- Work to complete -
In the entries, find all lines that hold the word "ylabel" and copy them.

- Record set -

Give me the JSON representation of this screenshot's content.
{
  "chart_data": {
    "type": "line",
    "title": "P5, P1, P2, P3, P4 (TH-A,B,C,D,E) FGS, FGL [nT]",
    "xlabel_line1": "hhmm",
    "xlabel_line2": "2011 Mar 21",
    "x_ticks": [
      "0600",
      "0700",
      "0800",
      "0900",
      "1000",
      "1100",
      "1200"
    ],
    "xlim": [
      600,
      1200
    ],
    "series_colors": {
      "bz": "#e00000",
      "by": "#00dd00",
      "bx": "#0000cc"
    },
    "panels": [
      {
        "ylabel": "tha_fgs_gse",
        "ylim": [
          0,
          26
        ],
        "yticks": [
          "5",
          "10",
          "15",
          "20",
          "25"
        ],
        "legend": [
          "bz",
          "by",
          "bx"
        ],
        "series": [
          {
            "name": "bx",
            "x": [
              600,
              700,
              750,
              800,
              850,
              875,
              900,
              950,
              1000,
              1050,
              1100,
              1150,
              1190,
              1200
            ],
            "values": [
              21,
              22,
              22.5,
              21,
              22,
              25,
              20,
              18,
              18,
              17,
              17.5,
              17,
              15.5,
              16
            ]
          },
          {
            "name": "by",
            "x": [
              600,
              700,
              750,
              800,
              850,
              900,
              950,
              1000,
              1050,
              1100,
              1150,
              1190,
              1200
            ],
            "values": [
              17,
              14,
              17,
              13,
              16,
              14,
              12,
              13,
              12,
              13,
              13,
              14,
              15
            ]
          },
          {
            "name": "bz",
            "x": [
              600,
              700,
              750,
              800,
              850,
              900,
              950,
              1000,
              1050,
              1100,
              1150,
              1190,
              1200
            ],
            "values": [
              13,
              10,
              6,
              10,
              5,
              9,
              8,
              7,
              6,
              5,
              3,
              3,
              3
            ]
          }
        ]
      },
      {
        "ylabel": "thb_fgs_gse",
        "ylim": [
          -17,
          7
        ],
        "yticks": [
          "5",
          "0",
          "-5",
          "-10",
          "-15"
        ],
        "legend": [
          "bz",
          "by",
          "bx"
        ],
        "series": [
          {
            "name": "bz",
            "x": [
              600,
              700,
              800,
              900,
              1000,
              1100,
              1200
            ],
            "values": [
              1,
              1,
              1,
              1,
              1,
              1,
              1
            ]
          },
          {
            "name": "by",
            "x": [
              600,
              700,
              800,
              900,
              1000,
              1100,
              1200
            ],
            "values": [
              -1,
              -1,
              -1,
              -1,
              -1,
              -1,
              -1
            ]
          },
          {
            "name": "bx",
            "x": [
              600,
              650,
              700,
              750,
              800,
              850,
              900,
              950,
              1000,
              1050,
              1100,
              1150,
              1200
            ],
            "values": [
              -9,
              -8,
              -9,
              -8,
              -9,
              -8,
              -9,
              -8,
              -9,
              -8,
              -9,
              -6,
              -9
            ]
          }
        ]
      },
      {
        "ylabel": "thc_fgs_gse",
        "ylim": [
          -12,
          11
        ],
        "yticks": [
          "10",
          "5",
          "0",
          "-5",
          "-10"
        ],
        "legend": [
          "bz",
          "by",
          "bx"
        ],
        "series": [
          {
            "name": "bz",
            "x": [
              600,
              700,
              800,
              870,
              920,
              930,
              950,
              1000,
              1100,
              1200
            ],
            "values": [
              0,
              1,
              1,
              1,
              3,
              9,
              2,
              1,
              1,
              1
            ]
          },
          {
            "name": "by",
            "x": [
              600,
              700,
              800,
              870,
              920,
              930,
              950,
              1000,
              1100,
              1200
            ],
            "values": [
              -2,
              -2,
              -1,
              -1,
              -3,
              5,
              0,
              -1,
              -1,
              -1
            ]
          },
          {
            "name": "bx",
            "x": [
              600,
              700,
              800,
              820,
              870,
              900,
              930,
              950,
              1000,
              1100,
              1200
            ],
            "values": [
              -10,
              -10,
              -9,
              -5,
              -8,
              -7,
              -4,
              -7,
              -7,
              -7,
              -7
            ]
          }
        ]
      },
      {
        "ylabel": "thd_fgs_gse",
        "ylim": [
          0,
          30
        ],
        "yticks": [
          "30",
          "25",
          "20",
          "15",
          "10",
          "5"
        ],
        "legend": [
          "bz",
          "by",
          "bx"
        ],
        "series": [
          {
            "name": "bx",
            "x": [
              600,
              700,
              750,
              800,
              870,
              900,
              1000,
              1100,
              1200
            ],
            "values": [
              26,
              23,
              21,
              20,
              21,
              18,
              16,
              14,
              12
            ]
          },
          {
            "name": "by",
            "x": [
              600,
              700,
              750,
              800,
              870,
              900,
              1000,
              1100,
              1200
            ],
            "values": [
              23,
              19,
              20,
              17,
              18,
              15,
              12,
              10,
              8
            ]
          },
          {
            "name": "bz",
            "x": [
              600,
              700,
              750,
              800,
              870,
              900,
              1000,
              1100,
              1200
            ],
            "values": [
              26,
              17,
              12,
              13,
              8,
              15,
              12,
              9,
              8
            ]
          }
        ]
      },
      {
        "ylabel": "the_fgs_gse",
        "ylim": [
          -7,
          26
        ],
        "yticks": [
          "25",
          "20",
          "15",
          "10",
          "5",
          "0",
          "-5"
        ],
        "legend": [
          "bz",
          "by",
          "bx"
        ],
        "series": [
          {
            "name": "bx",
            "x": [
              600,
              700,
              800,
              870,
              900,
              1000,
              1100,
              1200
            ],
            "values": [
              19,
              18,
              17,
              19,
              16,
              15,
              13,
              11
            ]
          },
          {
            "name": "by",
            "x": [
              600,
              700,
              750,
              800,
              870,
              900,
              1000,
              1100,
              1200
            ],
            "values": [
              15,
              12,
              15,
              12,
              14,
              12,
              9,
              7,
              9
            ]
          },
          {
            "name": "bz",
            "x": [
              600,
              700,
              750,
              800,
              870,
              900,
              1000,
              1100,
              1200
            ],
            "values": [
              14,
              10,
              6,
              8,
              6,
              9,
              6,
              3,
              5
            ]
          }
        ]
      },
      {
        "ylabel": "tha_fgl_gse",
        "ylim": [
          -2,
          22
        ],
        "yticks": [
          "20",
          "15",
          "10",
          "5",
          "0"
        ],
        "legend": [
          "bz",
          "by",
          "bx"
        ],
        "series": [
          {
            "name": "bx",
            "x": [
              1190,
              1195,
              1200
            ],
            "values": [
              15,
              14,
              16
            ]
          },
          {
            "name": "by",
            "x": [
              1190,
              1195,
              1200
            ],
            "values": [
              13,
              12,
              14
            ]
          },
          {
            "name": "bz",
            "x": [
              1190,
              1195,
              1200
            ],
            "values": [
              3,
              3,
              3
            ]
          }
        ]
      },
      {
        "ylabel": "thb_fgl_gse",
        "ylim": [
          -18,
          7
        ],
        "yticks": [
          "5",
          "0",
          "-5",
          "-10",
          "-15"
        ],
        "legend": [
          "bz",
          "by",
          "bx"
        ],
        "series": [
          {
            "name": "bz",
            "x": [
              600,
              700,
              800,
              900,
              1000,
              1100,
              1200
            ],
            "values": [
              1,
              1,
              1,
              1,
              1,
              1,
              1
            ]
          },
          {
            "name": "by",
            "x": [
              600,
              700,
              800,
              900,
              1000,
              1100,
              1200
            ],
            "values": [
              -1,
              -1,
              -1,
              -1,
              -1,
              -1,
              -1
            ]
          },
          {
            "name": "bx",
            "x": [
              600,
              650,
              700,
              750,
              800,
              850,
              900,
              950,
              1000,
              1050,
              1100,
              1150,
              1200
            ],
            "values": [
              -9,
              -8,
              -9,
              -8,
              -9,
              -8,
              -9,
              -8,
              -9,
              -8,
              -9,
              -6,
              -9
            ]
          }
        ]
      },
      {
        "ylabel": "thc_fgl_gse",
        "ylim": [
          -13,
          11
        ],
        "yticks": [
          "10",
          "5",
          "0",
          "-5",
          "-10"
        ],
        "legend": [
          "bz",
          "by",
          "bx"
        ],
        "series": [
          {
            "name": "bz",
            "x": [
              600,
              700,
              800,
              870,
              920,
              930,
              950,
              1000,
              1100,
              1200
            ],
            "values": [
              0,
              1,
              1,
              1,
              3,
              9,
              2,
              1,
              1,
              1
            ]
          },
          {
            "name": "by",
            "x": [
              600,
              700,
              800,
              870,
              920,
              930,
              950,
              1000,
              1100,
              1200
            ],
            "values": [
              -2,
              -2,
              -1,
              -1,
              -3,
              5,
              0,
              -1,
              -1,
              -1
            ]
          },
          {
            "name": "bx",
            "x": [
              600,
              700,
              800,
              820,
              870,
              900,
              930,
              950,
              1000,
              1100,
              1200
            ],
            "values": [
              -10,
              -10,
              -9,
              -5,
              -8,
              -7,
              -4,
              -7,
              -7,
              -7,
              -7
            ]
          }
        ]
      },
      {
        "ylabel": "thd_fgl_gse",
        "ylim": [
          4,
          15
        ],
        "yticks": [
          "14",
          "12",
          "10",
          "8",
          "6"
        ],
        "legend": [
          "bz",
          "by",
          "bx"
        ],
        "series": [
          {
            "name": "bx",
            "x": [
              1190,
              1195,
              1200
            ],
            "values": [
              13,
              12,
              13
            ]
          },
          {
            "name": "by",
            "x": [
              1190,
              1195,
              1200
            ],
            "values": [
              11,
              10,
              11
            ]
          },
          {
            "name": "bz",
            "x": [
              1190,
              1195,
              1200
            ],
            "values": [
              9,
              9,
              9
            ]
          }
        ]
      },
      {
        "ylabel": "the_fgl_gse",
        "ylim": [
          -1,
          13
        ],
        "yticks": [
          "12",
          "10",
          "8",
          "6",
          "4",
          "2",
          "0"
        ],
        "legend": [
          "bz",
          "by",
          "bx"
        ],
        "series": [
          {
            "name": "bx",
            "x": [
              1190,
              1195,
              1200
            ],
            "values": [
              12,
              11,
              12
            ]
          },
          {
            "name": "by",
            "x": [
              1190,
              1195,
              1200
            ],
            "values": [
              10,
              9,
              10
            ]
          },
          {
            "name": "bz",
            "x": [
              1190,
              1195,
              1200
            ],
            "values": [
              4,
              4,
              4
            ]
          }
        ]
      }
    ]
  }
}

- Solution for this problem -
        "ylabel": "tha_fgs_gse",
        "ylabel": "thb_fgs_gse",
        "ylabel": "thc_fgs_gse",
        "ylabel": "thd_fgs_gse",
        "ylabel": "the_fgs_gse",
        "ylabel": "tha_fgl_gse",
        "ylabel": "thb_fgl_gse",
        "ylabel": "thc_fgl_gse",
        "ylabel": "thd_fgl_gse",
        "ylabel": "the_fgl_gse",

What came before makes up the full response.